Excerpted passage:
The Road And The Writing Style Through An Existentialist Lens

2011 Words Dec 13th, 2016 9 Pages
Examining The Road and the Writing Style through an Existentialist Lens In Cormac McCarthy’s The Road, we are introduced to two nameless people traveling through a land and time unfamiliar, all of which is described to the reader in a stylistically confusing way—the reader can’t help but ask, why? Why is it so often that reading the book becomes as arduous as the journey of the main characters? After reading a page and a half of dialogue without quotation marks or reminders of who is speaking, it should be apparent that McCarthy didn’t write this way for the reader’s convenience. McCarthy writes for the reader with walking dead style and post-apocalyptic prose, with absence of backstory and guiding information, so that the brief moments of flourishing language and adjectives abound have more meaning. The writing works to supplement the underlying existentialist tones, so that we may become more connected with the story, and with the struggle to carry the fire through an unforgiving land.

Material shown:

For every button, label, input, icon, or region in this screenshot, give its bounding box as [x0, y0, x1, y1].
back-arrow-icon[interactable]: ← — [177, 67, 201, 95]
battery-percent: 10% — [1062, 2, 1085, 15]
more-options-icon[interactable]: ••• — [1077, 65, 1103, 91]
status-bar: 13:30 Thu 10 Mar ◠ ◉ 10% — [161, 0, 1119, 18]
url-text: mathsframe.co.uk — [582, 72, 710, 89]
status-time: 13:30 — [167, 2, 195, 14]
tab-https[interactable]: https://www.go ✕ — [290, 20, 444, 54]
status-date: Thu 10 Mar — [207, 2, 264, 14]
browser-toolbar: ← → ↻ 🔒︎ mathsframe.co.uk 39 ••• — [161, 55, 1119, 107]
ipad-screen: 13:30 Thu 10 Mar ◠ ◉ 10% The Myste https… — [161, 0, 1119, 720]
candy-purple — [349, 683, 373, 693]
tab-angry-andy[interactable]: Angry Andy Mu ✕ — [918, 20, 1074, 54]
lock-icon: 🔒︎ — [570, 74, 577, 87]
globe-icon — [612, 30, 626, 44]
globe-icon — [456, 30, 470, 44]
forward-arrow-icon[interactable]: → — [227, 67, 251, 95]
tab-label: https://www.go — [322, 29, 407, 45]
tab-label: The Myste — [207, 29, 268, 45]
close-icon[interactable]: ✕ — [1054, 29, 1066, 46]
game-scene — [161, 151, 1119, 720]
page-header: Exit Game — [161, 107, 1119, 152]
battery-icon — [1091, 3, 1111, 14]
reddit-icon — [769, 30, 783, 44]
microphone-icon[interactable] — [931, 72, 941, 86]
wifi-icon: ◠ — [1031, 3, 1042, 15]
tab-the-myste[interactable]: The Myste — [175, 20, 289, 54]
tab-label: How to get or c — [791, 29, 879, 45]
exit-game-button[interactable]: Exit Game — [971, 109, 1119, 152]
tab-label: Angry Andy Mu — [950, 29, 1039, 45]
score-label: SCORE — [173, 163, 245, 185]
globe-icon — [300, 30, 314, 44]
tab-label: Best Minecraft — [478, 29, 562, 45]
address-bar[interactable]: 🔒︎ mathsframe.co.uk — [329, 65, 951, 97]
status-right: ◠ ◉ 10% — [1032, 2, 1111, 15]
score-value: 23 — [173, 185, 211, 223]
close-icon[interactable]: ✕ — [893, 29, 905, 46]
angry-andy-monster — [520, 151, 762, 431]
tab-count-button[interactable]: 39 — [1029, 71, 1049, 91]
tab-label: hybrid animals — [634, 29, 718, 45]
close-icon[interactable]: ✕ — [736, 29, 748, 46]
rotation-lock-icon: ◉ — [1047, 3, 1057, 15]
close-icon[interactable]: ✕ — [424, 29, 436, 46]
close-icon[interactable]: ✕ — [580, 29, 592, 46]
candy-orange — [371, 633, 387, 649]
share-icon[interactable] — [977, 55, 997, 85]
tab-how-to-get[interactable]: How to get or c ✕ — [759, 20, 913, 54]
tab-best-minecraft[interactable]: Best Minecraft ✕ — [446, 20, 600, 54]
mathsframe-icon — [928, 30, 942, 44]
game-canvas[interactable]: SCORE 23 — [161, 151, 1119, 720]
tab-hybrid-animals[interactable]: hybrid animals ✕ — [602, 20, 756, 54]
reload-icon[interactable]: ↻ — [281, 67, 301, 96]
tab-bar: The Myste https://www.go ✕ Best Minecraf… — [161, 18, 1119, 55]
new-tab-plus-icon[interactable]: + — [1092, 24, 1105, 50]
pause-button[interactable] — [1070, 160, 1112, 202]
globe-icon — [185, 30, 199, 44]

Written task 1:
Rewrite the paragraph of the essay on The Road that begins "Examining The Road and the Writing Style" as a short bulleted list that keeps its main facts.
Written task 2:
Answer these questions from the essay on The Road above.
(a) How many pages does the header give for the essay?
(b) What date appears in the header?
(c) How long is the stretch of dialogue without quotation marks that the essay mentions?

Expected output 1:
- Cormac McCarthy's The Road follows two nameless people traveling through an unfamiliar land and time.
- The story is told in a stylistically confusing way, so reading it can feel as arduous as the characters' journey.
- Dialogue runs on without quotation marks or reminders of who is speaking, which shows McCarthy did not write for the reader's convenience.
- His spare, post-apocalyptic prose leaves out backstory and guiding information, so the brief moments of flourishing language carry more meaning.
- This style supports the book's existentialist tones and draws the reader into the struggle to carry the fire through an unforgiving land.

Expected output 2:
(a) 9 pages
(b) Dec 13th, 2016
(c) A page and a half